▸ Exercise goal:
Print the data that follows exactly.

▸ Extracted data entries:
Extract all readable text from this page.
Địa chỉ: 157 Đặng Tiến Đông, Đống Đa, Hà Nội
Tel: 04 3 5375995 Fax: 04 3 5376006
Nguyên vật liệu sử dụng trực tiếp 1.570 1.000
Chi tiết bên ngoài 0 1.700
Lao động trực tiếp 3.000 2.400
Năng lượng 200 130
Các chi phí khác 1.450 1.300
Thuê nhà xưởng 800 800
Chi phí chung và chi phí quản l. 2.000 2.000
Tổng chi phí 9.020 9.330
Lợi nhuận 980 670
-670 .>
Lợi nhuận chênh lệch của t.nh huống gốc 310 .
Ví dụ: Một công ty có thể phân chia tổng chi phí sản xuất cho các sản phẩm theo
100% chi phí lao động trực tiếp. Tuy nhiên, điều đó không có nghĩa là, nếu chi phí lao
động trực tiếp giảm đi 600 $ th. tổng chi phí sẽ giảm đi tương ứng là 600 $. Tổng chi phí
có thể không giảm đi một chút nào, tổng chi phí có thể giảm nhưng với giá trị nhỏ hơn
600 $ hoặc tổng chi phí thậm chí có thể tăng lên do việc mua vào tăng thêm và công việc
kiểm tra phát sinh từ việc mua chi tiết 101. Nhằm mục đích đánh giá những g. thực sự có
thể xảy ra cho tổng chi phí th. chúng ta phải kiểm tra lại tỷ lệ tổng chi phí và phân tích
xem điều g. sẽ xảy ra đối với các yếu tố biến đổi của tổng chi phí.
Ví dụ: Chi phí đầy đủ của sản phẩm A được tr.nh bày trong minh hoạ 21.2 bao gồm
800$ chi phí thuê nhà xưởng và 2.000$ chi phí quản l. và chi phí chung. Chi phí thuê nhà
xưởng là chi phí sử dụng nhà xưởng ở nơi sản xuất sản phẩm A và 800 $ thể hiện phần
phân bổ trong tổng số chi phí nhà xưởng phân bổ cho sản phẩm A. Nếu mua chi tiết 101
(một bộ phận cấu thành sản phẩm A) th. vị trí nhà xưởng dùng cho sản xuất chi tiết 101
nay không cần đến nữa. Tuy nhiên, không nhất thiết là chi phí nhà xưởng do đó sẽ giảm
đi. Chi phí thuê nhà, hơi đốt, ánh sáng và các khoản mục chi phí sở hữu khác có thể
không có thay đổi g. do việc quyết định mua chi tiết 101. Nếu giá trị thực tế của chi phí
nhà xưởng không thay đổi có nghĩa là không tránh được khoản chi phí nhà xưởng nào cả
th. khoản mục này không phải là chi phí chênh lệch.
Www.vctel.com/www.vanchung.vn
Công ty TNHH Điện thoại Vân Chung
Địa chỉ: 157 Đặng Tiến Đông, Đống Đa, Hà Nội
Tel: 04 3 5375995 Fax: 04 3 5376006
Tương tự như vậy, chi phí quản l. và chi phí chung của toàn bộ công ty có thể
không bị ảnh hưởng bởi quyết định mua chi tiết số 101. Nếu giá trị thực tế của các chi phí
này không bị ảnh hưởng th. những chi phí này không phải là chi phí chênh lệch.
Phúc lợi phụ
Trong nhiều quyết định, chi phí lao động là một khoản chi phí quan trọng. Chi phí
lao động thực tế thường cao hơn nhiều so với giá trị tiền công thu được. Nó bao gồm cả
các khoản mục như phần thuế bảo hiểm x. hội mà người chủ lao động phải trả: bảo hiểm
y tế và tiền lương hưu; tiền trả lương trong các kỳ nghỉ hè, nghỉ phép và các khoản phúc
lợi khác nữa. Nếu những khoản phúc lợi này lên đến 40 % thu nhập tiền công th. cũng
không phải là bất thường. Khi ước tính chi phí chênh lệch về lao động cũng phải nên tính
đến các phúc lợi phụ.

▸ Answer to this exercise:
Extract all readable text from this page.
Địa chỉ: 157 Đặng Tiến Đông, Đống Đa, Hà Nội
Tel: 04 3 5375995 Fax: 04 3 5376006
Nguyên vật liệu sử dụng trực tiếp 1.570 1.000
Chi tiết bên ngoài 0 1.700
Lao động trực tiếp 3.000 2.400
Năng lượng 200 130
Các chi phí khác 1.450 1.300
Thuê nhà xưởng 800 800
Chi phí chung và chi phí quản l. 2.000 2.000
Tổng chi phí 9.020 9.330
Lợi nhuận 980 670
-670 .>
Lợi nhuận chênh lệch của t.nh huống gốc 310 .
Ví dụ: Một công ty có thể phân chia tổng chi phí sản xuất cho các sản phẩm theo
100% chi phí lao động trực tiếp. Tuy nhiên, điều đó không có nghĩa là, nếu chi phí lao
động trực tiếp giảm đi 600 $ th. tổng chi phí sẽ giảm đi tương ứng là 600 $. Tổng chi phí
có thể không giảm đi một chút nào, tổng chi phí có thể giảm nhưng với giá trị nhỏ hơn
600 $ hoặc tổng chi phí thậm chí có thể tăng lên do việc mua vào tăng thêm và công việc
kiểm tra phát sinh từ việc mua chi tiết 101. Nhằm mục đích đánh giá những g. thực sự có
thể xảy ra cho tổng chi phí th. chúng ta phải kiểm tra lại tỷ lệ tổng chi phí và phân tích
xem điều g. sẽ xảy ra đối với các yếu tố biến đổi của tổng chi phí.
Ví dụ: Chi phí đầy đủ của sản phẩm A được tr.nh bày trong minh hoạ 21.2 bao gồm
800$ chi phí thuê nhà xưởng và 2.000$ chi phí quản l. và chi phí chung. Chi phí thuê nhà
xưởng là chi phí sử dụng nhà xưởng ở nơi sản xuất sản phẩm A và 800 $ thể hiện phần
phân bổ trong tổng số chi phí nhà xưởng phân bổ cho sản phẩm A. Nếu mua chi tiết 101
(một bộ phận cấu thành sản phẩm A) th. vị trí nhà xưởng dùng cho sản xuất chi tiết 101
nay không cần đến nữa. Tuy nhiên, không nhất thiết là chi phí nhà xưởng do đó sẽ giảm
đi. Chi phí thuê nhà, hơi đốt, ánh sáng và các khoản mục chi phí sở hữu khác có thể
không có thay đổi g. do việc quyết định mua chi tiết 101. Nếu giá trị thực tế của chi phí
nhà xưởng không thay đổi có nghĩa là không tránh được khoản chi phí nhà xưởng nào cả
th. khoản mục này không phải là chi phí chênh lệch.
Www.vctel.com/www.vanchung.vn
Công ty TNHH Điện thoại Vân Chung
Địa chỉ: 157 Đặng Tiến Đông, Đống Đa, Hà Nội
Tel: 04 3 5375995 Fax: 04 3 5376006
Tương tự như vậy, chi phí quản l. và chi phí chung của toàn bộ công ty có thể
không bị ảnh hưởng bởi quyết định mua chi tiết số 101. Nếu giá trị thực tế của các chi phí
này không bị ảnh hưởng th. những chi phí này không phải là chi phí chênh lệch.
Phúc lợi phụ
Trong nhiều quyết định, chi phí lao động là một khoản chi phí quan trọng. Chi phí
lao động thực tế thường cao hơn nhiều so với giá trị tiền công thu được. Nó bao gồm cả
các khoản mục như phần thuế bảo hiểm x. hội mà người chủ lao động phải trả: bảo hiểm
y tế và tiền lương hưu; tiền trả lương trong các kỳ nghỉ hè, nghỉ phép và các khoản phúc
lợi khác nữa. Nếu những khoản phúc lợi này lên đến 40 % thu nhập tiền công th. cũng
không phải là bất thường. Khi ước tính chi phí chênh lệch về lao động cũng phải nên tính
đến các phúc lợi phụ.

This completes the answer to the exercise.